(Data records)
-=-=-

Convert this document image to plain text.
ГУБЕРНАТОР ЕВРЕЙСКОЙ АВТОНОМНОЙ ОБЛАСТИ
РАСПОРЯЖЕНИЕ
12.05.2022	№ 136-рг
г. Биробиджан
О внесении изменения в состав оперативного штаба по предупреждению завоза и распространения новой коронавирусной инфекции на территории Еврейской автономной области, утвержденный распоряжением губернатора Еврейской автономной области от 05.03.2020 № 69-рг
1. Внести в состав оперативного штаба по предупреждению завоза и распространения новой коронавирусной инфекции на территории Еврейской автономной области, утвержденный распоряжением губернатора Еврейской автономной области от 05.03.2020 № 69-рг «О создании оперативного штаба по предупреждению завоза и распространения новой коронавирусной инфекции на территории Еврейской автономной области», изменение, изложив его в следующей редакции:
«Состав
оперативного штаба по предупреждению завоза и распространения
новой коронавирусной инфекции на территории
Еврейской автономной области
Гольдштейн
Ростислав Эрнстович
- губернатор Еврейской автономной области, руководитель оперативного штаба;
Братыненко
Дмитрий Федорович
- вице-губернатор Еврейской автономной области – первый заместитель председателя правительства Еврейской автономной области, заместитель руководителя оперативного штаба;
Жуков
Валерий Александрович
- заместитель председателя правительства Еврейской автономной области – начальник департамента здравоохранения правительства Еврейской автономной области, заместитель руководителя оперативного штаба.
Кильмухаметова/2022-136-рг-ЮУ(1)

-=-=-

> Short task
Transcribe the data. Leave every line exactly as it is.

> The response
Convert this document image to plain text.
ГУБЕРНАТОР ЕВРЕЙСКОЙ АВТОНОМНОЙ ОБЛАСТИ
РАСПОРЯЖЕНИЕ
12.05.2022	№ 136-рг
г. Биробиджан
О внесении изменения в состав оперативного штаба по предупреждению завоза и распространения новой коронавирусной инфекции на территории Еврейской автономной области, утвержденный распоряжением губернатора Еврейской автономной области от 05.03.2020 № 69-рг
1. Внести в состав оперативного штаба по предупреждению завоза и распространения новой коронавирусной инфекции на территории Еврейской автономной области, утвержденный распоряжением губернатора Еврейской автономной области от 05.03.2020 № 69-рг «О создании оперативного штаба по предупреждению завоза и распространения новой коронавирусной инфекции на территории Еврейской автономной области», изменение, изложив его в следующей редакции:
«Состав
оперативного штаба по предупреждению завоза и распространения
новой коронавирусной инфекции на территории
Еврейской автономной области
Гольдштейн
Ростислав Эрнстович
- губернатор Еврейской автономной области, руководитель оперативного штаба;
Братыненко
Дмитрий Федорович
- вице-губернатор Еврейской автономной области – первый заместитель председателя правительства Еврейской автономной области, заместитель руководителя оперативного штаба;
Жуков
Валерий Александрович
- заместитель председателя правительства Еврейской автономной области – начальник департамента здравоохранения правительства Еврейской автономной области, заместитель руководителя оперативного штаба.
Кильмухаметова/2022-136-рг-ЮУ(1)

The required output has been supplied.